» **TASK REQUIREMENTS**: Using the records below, copy out exactly the line that contains "Read this page and output its text content." and every line that follows it, up to and including the last, and no others.

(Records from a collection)
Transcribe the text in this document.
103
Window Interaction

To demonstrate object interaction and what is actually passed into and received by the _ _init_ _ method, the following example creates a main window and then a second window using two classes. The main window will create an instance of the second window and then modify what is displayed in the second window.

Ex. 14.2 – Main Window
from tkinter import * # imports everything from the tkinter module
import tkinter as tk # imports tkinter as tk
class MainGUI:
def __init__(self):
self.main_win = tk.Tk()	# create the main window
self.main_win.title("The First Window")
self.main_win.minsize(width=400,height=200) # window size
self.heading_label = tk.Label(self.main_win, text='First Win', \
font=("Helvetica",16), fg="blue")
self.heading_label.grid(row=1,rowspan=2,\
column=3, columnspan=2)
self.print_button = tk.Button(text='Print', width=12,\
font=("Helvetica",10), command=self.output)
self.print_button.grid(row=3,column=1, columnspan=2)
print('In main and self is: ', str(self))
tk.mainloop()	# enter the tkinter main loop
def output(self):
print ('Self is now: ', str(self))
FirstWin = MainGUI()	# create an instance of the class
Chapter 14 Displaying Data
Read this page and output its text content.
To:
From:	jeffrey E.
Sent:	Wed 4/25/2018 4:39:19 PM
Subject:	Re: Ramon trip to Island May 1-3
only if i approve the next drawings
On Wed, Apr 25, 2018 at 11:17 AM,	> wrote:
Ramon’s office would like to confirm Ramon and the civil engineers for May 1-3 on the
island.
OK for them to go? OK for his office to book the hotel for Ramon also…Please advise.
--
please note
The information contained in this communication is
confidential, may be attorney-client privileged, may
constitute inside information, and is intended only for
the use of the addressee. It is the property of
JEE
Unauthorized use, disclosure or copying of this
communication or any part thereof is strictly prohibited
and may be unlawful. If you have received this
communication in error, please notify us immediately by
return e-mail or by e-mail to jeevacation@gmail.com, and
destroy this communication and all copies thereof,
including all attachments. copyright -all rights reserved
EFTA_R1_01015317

» **RESULT OF THE TASK**:
Read this page and output its text content.
To:
From:	jeffrey E.
Sent:	Wed 4/25/2018 4:39:19 PM
Subject:	Re: Ramon trip to Island May 1-3
only if i approve the next drawings
On Wed, Apr 25, 2018 at 11:17 AM,	> wrote:
Ramon’s office would like to confirm Ramon and the civil engineers for May 1-3 on the
island.
OK for them to go? OK for his office to book the hotel for Ramon also…Please advise.
--
please note
The information contained in this communication is
confidential, may be attorney-client privileged, may
constitute inside information, and is intended only for
the use of the addressee. It is the property of
JEE
Unauthorized use, disclosure or copying of this
communication or any part thereof is strictly prohibited
and may be unlawful. If you have received this
communication in error, please notify us immediately by
return e-mail or by e-mail to jeevacation@gmail.com, and
destroy this communication and all copies thereof,
including all attachments. copyright -all rights reserved
EFTA_R1_01015317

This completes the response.